**Provided records**

[START]

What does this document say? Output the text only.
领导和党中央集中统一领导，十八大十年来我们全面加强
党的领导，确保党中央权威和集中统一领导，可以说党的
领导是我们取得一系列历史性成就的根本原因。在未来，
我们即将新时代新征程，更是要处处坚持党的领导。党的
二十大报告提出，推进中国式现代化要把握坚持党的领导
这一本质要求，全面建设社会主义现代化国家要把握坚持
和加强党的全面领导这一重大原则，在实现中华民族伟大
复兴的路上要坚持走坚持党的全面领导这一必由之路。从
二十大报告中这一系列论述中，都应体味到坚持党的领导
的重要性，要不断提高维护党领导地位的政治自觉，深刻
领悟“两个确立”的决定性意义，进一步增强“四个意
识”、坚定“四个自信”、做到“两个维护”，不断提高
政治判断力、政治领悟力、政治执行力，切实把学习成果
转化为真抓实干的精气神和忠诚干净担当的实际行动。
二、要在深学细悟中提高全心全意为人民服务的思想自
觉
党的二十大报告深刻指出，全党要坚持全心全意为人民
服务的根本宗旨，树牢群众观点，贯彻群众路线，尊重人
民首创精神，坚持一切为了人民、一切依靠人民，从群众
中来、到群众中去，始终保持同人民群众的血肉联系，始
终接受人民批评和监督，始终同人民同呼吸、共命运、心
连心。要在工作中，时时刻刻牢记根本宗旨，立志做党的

[END]

**Directions for this task**
Transcribe all entries exactly as they are given.

**Result**
What does this document say? Output the text only.
领导和党中央集中统一领导，十八大十年来我们全面加强
党的领导，确保党中央权威和集中统一领导，可以说党的
领导是我们取得一系列历史性成就的根本原因。在未来，
我们即将新时代新征程，更是要处处坚持党的领导。党的
二十大报告提出，推进中国式现代化要把握坚持党的领导
这一本质要求，全面建设社会主义现代化国家要把握坚持
和加强党的全面领导这一重大原则，在实现中华民族伟大
复兴的路上要坚持走坚持党的全面领导这一必由之路。从
二十大报告中这一系列论述中，都应体味到坚持党的领导
的重要性，要不断提高维护党领导地位的政治自觉，深刻
领悟“两个确立”的决定性意义，进一步增强“四个意
识”、坚定“四个自信”、做到“两个维护”，不断提高
政治判断力、政治领悟力、政治执行力，切实把学习成果
转化为真抓实干的精气神和忠诚干净担当的实际行动。
二、要在深学细悟中提高全心全意为人民服务的思想自
觉
党的二十大报告深刻指出，全党要坚持全心全意为人民
服务的根本宗旨，树牢群众观点，贯彻群众路线，尊重人
民首创精神，坚持一切为了人民、一切依靠人民，从群众
中来、到群众中去，始终保持同人民群众的血肉联系，始
终接受人民批评和监督，始终同人民同呼吸、共命运、心
连心。要在工作中，时时刻刻牢记根本宗旨，立志做党的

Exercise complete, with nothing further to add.